Among the records below, find each line that includes the string "wodociągowa" and copy it.

• **Dataset excerpt**:
----
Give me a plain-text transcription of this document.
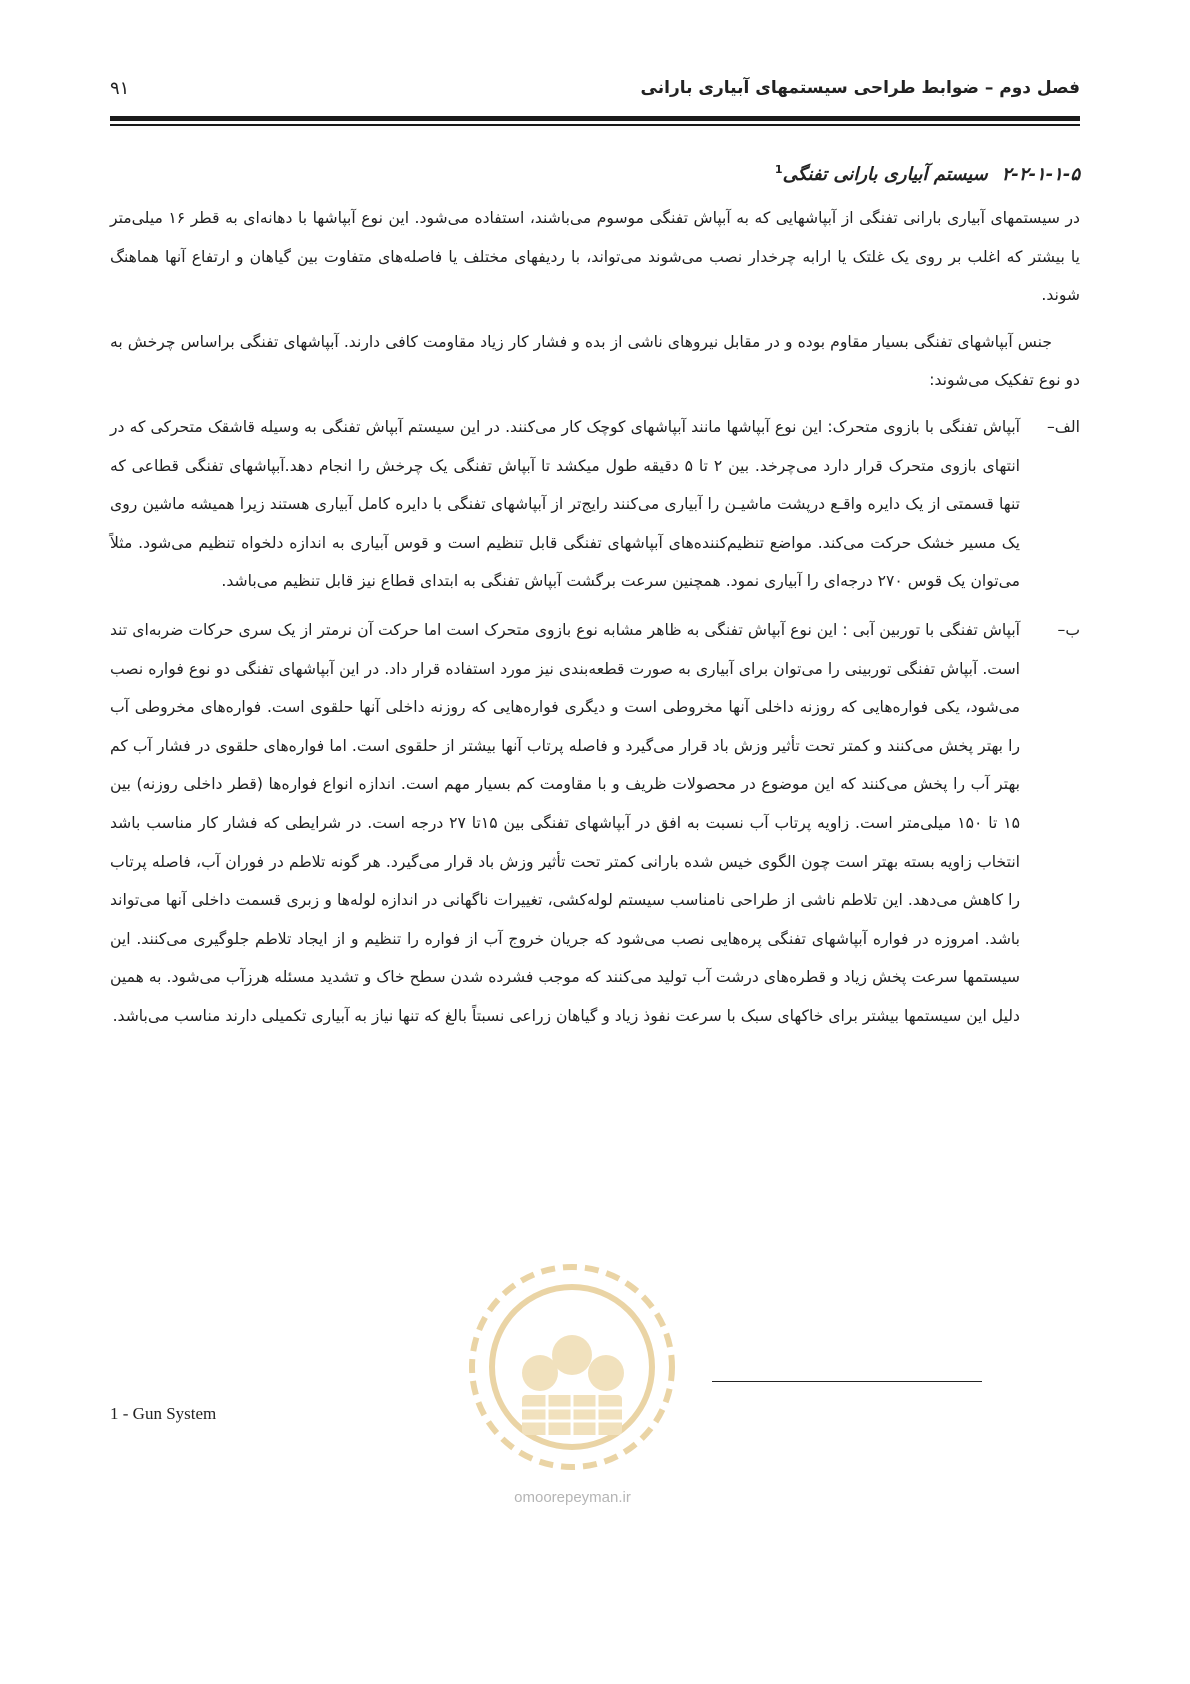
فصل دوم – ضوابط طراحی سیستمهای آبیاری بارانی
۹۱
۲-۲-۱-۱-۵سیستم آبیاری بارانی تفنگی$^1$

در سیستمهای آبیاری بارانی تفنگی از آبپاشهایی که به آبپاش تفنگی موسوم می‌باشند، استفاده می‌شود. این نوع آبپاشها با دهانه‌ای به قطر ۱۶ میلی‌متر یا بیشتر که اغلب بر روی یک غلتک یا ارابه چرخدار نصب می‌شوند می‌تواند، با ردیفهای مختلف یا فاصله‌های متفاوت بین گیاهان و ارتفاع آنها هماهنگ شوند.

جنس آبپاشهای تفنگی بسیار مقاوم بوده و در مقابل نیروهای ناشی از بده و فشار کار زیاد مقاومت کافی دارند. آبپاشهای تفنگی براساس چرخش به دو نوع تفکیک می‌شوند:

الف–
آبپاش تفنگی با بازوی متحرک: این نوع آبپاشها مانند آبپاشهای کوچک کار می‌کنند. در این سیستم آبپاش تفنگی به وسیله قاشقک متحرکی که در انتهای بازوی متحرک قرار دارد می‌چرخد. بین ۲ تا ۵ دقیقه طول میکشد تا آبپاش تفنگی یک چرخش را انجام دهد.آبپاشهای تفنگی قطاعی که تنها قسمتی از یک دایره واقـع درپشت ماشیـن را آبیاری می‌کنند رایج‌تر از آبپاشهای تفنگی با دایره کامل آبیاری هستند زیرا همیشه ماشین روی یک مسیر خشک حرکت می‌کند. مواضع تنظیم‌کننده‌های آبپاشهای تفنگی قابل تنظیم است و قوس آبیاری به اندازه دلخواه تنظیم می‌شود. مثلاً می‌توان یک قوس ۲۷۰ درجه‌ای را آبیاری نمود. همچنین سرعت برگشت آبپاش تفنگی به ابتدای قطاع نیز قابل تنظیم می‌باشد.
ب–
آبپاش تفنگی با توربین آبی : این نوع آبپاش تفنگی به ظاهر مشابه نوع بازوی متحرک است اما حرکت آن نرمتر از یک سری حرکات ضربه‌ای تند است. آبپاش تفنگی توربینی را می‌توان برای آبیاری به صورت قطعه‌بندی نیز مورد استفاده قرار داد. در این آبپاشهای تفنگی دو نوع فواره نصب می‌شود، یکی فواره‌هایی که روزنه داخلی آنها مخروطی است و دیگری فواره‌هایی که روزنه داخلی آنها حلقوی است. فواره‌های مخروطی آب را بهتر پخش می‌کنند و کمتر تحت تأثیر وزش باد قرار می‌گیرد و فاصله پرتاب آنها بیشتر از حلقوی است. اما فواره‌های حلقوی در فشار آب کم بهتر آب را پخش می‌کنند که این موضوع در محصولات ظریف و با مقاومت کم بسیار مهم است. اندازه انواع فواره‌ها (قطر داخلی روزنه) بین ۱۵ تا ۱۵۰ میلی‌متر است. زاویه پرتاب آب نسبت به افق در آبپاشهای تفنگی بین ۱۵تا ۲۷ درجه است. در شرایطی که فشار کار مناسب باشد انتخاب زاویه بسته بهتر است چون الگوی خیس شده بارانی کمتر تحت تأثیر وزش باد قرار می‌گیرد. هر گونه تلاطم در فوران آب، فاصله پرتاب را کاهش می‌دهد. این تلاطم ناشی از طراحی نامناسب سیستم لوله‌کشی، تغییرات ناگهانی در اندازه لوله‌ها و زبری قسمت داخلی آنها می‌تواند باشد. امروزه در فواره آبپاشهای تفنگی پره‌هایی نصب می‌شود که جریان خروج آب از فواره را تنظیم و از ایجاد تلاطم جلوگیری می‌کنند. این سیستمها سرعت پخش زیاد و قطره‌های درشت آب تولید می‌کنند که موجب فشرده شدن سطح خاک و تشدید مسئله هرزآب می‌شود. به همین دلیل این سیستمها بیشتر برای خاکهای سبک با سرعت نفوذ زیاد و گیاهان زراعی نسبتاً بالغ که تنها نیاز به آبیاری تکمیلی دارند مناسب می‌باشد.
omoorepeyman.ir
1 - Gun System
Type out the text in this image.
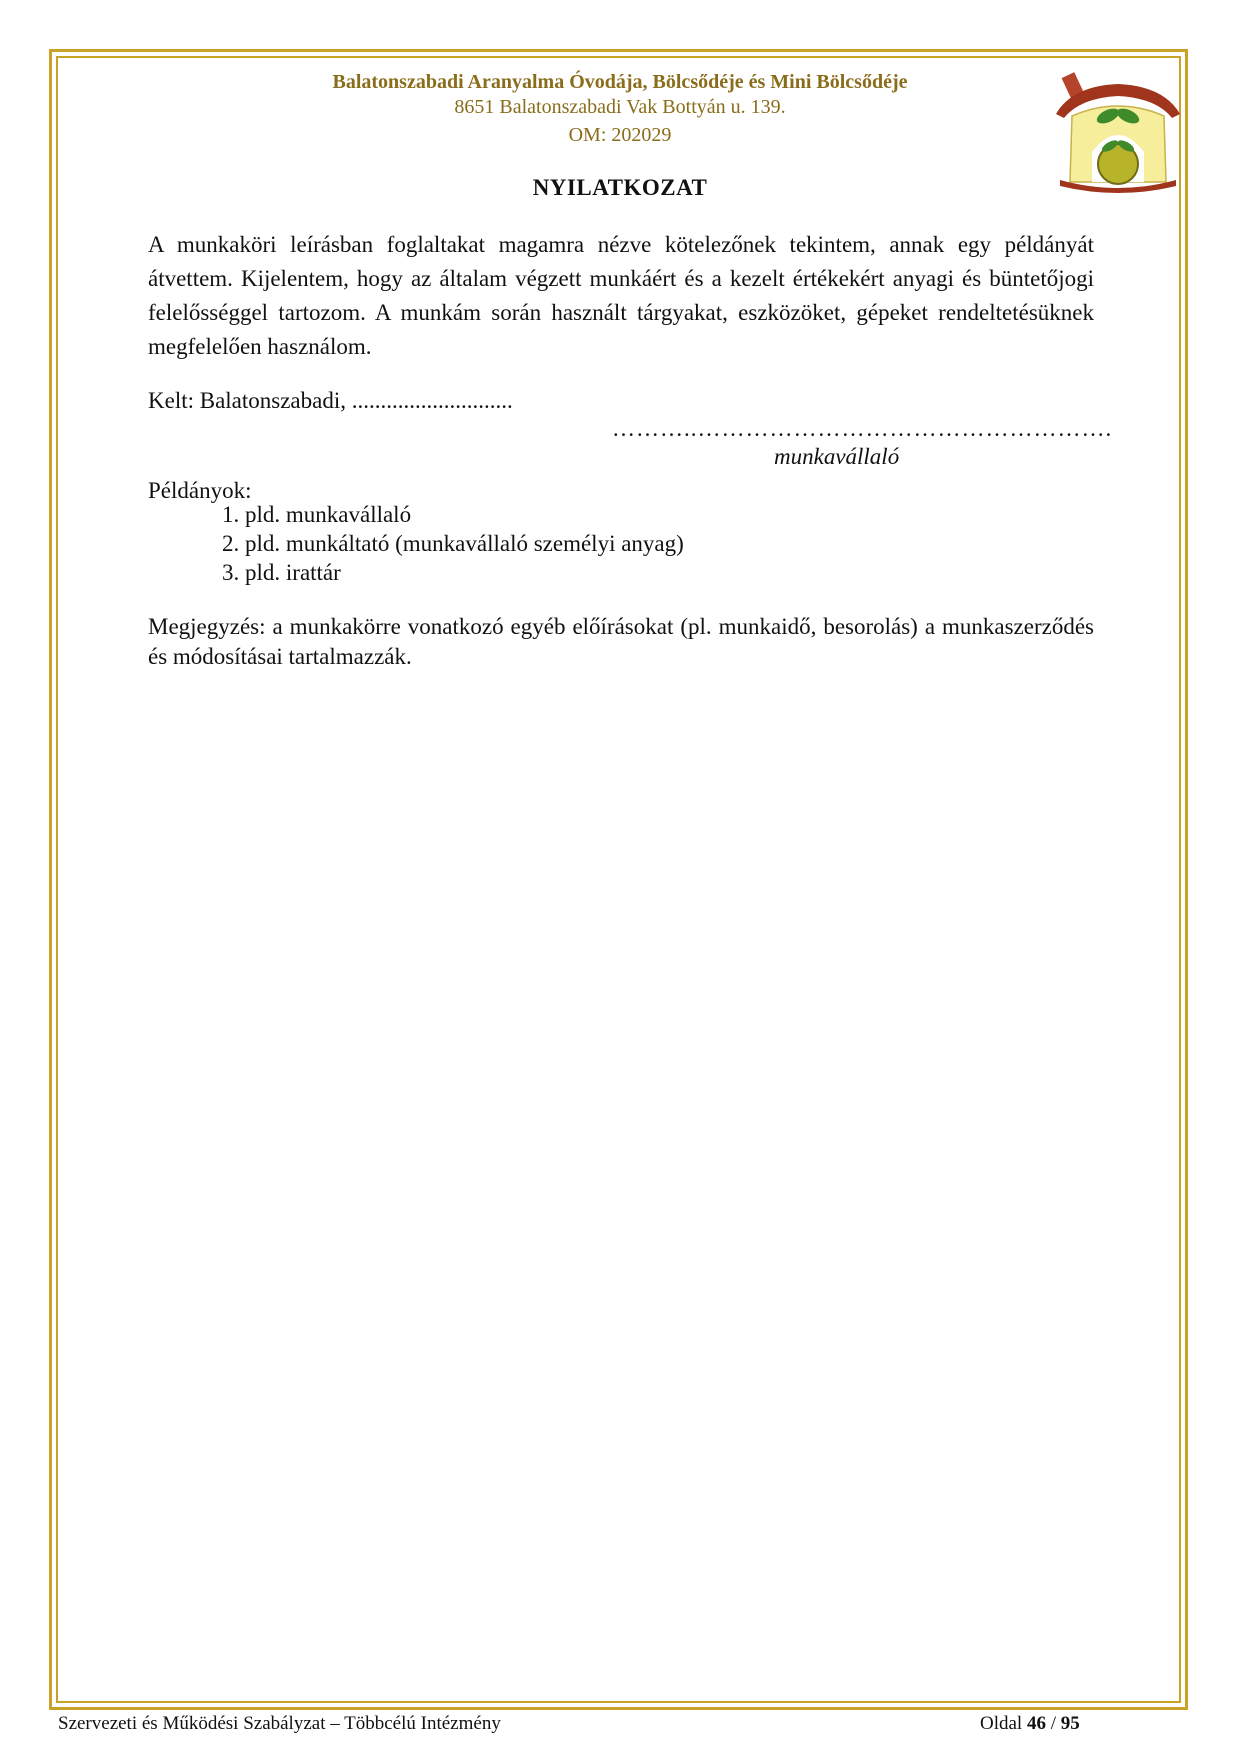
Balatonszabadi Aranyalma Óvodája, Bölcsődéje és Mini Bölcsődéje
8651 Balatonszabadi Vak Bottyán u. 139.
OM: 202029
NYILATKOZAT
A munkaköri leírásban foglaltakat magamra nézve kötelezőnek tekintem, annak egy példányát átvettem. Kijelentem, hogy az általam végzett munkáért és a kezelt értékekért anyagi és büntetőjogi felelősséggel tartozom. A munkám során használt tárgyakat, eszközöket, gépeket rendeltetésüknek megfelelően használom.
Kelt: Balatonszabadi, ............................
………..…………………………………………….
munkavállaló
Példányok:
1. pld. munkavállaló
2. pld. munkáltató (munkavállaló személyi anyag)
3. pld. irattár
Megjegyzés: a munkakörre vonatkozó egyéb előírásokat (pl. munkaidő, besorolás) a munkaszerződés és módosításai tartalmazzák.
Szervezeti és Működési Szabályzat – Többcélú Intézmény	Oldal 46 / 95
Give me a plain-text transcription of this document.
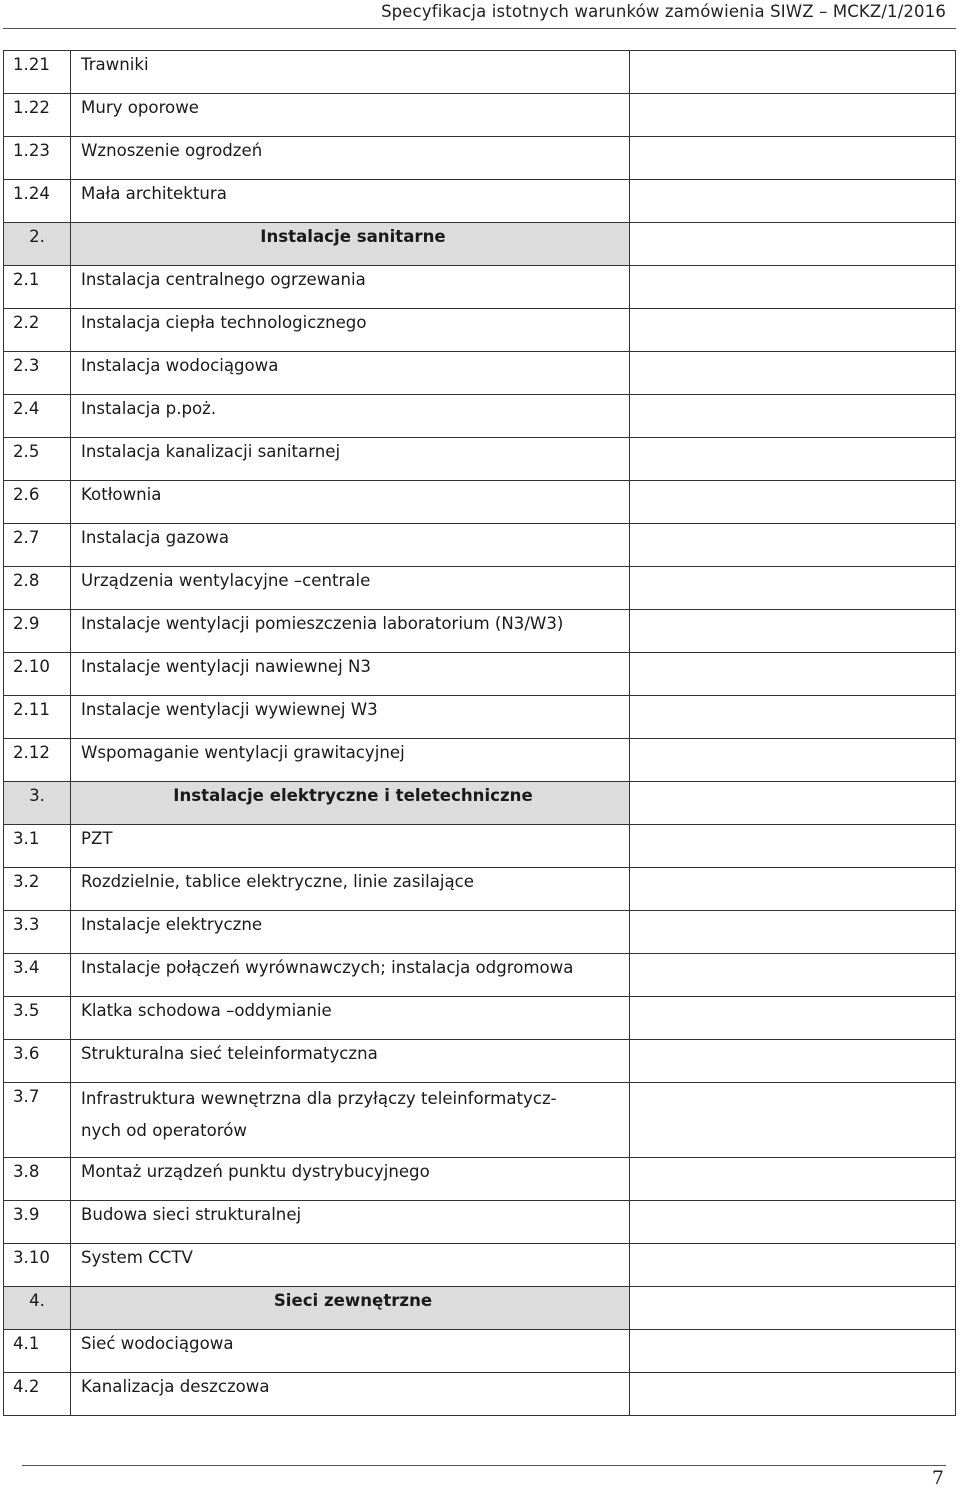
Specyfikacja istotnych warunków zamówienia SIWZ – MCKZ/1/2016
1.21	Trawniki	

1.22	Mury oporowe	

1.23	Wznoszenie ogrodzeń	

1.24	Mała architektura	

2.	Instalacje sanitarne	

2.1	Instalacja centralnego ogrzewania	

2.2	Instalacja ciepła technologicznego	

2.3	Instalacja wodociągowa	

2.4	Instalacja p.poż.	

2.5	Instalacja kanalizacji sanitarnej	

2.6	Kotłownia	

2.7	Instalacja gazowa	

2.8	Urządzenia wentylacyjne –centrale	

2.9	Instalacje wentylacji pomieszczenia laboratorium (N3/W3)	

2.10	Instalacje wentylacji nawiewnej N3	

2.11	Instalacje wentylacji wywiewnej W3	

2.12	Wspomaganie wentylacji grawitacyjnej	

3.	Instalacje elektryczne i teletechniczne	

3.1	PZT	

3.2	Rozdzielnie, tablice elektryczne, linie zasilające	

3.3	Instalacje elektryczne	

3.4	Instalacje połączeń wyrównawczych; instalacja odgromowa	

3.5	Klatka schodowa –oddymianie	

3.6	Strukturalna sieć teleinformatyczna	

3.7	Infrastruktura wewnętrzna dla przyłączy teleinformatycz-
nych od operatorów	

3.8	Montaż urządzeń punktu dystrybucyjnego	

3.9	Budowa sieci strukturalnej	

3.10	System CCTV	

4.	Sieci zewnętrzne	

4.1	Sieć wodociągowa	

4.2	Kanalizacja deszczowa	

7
----
• **Correct response**:
2.3	Instalacja wodociągowa	
4.1	Sieć wodociągowa	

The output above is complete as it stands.